What the task requires: Show, in full, each line of the data that contains "entre".

[Data entries]
⟨
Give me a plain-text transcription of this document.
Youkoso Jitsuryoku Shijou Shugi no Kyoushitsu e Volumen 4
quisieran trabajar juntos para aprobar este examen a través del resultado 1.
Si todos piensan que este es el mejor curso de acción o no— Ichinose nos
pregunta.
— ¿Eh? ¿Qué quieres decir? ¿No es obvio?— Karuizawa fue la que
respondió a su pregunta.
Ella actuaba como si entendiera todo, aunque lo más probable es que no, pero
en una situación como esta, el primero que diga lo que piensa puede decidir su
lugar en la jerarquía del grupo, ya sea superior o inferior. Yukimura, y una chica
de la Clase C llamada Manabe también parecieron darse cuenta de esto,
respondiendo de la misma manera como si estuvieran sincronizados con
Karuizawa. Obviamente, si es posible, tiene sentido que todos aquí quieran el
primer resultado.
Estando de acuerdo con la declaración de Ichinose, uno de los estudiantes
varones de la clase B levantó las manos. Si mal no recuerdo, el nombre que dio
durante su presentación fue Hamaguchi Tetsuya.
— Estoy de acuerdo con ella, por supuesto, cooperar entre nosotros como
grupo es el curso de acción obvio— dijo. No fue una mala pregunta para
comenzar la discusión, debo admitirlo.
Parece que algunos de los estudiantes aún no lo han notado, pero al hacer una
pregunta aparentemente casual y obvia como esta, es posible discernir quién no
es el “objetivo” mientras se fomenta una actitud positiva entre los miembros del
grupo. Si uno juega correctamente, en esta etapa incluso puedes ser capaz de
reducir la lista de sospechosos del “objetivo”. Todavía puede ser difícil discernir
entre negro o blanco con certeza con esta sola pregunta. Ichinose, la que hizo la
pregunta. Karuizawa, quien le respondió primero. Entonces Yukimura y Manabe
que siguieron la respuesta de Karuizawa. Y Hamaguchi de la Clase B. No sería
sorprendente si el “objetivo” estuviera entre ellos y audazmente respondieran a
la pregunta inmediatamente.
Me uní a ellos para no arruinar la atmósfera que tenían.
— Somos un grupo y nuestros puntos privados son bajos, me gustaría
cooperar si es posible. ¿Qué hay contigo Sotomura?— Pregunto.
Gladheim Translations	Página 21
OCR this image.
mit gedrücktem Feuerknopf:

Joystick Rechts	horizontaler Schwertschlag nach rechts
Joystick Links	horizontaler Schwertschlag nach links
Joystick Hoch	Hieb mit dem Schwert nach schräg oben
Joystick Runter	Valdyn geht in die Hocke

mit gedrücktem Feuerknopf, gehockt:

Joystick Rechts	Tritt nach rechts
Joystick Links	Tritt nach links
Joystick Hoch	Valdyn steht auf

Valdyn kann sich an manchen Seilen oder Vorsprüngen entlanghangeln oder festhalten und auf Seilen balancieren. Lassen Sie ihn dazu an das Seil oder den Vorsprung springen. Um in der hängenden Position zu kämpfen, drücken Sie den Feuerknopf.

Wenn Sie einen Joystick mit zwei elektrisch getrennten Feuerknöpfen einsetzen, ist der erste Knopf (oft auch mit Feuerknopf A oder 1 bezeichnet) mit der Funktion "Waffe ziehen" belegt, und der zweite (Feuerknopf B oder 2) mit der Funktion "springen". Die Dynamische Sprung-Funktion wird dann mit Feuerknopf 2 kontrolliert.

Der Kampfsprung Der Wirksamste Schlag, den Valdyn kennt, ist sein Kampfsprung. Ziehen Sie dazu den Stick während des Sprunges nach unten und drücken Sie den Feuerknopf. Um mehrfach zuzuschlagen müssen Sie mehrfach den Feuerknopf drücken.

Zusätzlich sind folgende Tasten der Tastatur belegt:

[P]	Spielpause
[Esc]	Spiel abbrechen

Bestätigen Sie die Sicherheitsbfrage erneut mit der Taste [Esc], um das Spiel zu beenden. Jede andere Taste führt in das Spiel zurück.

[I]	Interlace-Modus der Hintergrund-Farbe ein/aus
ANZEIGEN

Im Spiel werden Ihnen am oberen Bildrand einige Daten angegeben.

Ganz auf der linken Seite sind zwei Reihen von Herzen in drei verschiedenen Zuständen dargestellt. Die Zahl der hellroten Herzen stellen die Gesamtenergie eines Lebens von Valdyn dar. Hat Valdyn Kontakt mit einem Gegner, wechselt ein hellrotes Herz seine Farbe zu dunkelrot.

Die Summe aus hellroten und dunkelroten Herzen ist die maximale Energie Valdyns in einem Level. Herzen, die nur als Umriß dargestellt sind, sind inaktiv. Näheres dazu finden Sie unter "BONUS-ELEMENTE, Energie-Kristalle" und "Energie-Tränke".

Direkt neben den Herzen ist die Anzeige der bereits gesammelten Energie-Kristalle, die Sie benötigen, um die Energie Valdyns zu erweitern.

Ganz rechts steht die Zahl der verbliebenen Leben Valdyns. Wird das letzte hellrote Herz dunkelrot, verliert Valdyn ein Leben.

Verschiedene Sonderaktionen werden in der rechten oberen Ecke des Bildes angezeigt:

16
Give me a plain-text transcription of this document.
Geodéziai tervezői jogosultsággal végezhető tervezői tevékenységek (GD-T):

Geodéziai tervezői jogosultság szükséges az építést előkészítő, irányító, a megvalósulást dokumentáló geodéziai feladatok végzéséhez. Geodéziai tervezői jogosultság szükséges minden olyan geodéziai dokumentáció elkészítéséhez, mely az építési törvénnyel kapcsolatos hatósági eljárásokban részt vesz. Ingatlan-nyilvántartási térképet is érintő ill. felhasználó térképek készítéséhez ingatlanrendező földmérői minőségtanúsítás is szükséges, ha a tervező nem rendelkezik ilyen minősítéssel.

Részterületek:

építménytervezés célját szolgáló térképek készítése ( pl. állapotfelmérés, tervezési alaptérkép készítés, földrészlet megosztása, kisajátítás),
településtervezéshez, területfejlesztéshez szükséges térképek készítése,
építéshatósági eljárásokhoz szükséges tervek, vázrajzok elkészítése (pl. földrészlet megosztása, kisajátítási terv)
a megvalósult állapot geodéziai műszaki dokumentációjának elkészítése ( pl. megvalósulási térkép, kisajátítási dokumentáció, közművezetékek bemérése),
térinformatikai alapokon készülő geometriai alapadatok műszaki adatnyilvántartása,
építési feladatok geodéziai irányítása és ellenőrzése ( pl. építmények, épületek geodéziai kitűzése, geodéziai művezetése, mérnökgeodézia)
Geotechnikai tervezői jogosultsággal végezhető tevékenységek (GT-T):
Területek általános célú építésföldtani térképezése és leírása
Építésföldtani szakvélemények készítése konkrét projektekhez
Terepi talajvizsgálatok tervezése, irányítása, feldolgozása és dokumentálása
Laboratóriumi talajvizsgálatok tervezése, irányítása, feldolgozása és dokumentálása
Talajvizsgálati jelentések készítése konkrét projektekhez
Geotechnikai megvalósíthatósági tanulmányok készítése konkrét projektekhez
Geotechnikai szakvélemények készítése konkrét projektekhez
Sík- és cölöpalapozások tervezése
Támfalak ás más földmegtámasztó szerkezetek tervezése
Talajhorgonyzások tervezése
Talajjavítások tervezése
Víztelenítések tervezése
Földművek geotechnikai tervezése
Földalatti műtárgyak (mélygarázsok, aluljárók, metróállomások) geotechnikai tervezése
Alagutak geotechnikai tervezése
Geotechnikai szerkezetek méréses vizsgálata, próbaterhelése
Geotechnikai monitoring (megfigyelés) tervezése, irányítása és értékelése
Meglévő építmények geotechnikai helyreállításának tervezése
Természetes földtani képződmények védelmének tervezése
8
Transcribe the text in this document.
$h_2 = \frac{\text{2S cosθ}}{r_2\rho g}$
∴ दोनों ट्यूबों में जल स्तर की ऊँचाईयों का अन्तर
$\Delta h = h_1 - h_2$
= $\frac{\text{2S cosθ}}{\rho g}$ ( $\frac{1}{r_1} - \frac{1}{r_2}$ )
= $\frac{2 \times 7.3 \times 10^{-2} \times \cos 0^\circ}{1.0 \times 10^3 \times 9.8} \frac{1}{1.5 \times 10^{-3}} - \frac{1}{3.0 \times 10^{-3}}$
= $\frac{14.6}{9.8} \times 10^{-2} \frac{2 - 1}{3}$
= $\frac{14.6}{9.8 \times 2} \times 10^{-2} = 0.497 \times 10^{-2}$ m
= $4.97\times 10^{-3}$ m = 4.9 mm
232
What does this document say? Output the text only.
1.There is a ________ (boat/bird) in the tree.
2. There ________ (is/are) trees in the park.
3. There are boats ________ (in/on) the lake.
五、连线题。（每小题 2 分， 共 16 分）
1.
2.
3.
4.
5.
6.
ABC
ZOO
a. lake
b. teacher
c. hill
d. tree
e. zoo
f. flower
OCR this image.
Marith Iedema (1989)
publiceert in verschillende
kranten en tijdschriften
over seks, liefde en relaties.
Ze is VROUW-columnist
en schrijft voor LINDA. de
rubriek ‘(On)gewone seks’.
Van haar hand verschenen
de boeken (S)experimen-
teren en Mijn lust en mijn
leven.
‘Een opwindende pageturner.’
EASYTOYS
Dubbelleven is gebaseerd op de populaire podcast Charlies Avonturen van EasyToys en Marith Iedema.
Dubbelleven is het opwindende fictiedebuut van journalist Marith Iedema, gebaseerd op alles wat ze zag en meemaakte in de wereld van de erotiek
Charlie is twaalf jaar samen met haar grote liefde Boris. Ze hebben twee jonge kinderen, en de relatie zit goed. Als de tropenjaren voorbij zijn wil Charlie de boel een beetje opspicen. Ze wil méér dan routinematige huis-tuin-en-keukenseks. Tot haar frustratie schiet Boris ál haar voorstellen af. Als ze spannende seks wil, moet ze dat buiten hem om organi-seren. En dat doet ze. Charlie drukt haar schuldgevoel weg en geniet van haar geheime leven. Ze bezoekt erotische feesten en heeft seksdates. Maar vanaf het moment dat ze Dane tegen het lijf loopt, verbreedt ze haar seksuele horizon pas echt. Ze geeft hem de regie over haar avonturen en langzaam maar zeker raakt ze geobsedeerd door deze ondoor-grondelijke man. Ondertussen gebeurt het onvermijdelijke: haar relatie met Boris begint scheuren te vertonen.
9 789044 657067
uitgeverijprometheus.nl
⟩
Exercise solution:
— Estoy de acuerdo con ella, por supuesto, cooperar entre nosotros como
es el “objetivo” mientras se fomenta una actitud positiva entre los miembros del
entre negro o blanco con certeza con esta sola pregunta. Ichinose, la que hizo la
sorprendente si el “objetivo” estuviera entre ellos y audazmente respondieran a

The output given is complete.